• Stated exercise
Copy out every line that contains "this".

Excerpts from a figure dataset
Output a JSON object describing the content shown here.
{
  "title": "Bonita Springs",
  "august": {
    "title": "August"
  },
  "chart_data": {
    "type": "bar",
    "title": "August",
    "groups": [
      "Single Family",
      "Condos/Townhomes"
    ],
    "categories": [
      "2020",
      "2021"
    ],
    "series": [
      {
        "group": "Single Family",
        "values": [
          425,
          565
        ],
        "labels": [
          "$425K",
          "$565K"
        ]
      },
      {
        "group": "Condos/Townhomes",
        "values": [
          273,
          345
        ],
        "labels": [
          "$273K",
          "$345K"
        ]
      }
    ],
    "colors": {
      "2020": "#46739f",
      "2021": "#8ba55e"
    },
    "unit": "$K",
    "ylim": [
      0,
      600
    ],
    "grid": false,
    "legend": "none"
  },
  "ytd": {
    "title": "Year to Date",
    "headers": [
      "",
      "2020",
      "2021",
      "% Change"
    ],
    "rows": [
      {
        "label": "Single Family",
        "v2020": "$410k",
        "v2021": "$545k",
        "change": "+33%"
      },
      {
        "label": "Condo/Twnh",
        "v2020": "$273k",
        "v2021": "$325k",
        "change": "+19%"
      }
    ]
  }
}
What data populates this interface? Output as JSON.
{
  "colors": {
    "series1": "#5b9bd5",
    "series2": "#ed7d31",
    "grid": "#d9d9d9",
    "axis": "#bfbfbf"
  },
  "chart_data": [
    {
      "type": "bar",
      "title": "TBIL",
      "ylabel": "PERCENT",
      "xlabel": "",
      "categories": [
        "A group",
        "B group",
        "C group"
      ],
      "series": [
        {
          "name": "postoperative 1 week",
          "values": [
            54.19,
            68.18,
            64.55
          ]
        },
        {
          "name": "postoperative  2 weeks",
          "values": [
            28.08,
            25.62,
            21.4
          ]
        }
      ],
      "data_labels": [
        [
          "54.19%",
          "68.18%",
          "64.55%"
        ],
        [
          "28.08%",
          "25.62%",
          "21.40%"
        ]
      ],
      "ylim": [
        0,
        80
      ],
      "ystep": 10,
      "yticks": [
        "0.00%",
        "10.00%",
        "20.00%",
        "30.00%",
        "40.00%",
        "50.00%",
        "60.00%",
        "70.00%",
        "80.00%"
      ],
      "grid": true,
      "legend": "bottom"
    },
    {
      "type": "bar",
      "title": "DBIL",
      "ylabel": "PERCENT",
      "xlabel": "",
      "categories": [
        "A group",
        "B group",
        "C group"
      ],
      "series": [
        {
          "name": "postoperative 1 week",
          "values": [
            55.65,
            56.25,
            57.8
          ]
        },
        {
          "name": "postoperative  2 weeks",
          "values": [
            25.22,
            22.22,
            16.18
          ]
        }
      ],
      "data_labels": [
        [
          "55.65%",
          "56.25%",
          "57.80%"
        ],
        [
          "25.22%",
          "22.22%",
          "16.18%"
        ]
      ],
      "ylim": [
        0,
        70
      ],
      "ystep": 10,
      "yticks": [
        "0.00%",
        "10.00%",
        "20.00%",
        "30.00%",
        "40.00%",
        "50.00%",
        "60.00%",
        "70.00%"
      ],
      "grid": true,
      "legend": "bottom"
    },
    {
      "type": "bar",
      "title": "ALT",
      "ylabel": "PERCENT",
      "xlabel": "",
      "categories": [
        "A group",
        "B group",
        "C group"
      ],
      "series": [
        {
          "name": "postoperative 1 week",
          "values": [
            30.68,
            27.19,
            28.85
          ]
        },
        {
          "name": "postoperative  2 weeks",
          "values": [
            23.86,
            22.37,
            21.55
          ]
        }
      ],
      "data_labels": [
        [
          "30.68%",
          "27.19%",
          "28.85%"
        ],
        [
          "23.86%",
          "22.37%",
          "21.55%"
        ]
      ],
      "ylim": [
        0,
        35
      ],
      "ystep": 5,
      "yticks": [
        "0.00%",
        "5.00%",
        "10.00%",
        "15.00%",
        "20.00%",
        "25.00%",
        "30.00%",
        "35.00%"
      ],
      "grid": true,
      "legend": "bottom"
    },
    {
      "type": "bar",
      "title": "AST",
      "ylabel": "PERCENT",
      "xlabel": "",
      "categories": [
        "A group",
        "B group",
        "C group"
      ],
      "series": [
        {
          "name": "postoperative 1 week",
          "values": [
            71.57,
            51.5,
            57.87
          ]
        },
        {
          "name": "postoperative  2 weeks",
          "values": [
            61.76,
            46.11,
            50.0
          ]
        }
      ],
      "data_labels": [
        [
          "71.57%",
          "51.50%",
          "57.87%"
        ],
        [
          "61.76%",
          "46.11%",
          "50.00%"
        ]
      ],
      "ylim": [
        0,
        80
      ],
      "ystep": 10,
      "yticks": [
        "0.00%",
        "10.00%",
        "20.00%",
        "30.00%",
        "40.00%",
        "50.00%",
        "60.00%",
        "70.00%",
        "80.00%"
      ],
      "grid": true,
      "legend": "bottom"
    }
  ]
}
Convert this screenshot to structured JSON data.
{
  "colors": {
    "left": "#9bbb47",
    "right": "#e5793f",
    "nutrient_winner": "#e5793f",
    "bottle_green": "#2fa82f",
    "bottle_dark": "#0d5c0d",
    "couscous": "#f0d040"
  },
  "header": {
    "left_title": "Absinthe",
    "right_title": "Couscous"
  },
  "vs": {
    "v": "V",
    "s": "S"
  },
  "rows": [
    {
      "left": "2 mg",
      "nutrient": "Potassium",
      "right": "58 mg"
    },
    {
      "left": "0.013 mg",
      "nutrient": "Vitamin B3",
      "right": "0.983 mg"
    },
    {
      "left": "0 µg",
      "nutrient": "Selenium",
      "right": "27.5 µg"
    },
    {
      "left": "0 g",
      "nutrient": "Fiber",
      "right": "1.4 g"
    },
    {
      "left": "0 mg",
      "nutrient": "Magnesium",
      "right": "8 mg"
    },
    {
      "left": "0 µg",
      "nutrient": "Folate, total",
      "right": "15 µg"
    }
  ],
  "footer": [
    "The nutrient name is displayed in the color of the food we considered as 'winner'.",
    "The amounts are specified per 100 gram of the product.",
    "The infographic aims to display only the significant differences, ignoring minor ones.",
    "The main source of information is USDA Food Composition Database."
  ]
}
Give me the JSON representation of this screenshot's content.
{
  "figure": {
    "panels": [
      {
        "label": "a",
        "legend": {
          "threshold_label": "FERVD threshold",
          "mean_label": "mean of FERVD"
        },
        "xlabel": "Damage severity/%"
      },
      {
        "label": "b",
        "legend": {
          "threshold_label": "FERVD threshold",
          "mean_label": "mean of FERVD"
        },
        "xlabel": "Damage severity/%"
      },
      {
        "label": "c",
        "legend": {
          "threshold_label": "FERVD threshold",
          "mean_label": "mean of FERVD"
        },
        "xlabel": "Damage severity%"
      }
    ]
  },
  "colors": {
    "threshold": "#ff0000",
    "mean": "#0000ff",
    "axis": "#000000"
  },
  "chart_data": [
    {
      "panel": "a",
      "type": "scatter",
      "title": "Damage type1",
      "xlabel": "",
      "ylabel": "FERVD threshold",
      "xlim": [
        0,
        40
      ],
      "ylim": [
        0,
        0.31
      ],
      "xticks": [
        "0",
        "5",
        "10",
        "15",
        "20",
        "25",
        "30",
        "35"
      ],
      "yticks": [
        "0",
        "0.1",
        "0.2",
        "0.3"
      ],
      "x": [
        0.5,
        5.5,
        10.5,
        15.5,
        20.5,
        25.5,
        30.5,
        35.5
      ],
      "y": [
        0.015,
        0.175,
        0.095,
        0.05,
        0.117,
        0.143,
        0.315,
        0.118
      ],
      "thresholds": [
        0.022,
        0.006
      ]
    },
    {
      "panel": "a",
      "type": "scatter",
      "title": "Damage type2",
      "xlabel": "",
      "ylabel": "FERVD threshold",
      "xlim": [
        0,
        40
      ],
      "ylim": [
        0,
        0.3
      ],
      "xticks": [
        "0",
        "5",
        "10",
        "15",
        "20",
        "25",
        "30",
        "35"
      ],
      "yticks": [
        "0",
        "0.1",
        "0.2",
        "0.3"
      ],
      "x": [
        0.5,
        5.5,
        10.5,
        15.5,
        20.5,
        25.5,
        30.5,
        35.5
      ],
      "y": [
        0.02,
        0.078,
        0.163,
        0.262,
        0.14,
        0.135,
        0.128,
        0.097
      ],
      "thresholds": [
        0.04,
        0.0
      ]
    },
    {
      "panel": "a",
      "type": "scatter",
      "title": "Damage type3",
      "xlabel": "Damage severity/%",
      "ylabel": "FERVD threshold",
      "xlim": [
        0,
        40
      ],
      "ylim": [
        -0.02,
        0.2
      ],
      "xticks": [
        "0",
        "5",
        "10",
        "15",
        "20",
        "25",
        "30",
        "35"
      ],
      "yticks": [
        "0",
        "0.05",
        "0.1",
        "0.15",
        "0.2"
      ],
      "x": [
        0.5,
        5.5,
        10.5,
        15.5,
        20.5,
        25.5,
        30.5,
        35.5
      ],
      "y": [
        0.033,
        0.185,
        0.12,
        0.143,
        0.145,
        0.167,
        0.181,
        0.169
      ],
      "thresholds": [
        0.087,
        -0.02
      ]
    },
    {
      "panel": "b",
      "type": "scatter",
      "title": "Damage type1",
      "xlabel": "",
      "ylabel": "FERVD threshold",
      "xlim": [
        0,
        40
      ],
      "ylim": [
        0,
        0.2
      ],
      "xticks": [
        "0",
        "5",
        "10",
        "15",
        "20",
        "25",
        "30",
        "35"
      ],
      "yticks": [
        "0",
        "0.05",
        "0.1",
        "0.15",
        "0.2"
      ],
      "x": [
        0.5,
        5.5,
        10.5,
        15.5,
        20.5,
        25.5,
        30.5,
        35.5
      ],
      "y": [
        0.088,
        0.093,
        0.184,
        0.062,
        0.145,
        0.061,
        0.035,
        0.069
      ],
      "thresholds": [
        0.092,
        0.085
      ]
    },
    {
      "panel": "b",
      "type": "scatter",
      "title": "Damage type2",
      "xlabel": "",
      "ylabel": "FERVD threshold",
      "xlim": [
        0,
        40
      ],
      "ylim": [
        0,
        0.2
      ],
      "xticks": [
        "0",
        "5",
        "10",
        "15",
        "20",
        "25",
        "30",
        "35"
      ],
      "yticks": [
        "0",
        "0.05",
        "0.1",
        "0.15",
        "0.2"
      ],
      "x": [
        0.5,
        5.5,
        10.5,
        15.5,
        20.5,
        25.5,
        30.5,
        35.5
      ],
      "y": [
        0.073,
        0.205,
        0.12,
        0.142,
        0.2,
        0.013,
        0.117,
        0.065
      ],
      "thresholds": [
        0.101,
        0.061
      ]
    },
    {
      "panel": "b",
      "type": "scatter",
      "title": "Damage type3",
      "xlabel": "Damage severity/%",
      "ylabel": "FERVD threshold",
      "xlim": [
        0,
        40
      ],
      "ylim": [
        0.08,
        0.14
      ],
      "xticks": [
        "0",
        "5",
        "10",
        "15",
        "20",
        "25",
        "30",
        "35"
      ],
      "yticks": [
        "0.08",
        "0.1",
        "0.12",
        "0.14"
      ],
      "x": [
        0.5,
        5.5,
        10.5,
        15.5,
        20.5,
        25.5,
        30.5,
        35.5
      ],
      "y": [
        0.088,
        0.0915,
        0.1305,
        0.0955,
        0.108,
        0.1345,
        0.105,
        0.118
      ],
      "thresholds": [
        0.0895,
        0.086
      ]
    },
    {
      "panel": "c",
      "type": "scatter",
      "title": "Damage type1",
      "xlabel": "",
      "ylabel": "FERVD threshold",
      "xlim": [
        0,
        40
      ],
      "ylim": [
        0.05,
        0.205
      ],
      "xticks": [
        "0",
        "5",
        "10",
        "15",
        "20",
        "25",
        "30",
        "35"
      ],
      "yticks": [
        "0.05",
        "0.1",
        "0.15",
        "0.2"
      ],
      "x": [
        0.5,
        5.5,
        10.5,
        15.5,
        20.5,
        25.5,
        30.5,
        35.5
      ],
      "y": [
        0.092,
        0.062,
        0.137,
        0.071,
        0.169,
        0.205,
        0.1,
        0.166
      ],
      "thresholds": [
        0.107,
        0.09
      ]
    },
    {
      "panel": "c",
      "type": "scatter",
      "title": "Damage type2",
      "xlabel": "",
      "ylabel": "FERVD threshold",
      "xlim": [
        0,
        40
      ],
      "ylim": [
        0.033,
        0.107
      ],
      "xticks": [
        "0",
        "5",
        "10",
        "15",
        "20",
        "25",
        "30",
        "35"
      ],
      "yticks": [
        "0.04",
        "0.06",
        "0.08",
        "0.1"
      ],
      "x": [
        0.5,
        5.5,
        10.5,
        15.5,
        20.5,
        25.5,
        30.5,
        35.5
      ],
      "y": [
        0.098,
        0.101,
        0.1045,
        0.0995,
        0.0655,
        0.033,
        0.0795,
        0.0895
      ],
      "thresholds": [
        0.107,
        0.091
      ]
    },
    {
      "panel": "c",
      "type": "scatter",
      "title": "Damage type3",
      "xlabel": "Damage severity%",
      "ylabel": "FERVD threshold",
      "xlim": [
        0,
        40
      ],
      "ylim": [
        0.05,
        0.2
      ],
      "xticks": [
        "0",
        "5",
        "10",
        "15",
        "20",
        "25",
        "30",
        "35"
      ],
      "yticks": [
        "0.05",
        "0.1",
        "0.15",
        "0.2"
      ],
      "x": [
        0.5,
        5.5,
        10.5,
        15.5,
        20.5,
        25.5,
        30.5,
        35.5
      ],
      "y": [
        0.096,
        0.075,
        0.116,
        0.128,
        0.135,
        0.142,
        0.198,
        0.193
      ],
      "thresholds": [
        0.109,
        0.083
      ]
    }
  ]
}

• Task answer
What data populates this interface? Output as JSON.
Convert this screenshot to structured JSON data.
Give me the JSON representation of this screenshot's content.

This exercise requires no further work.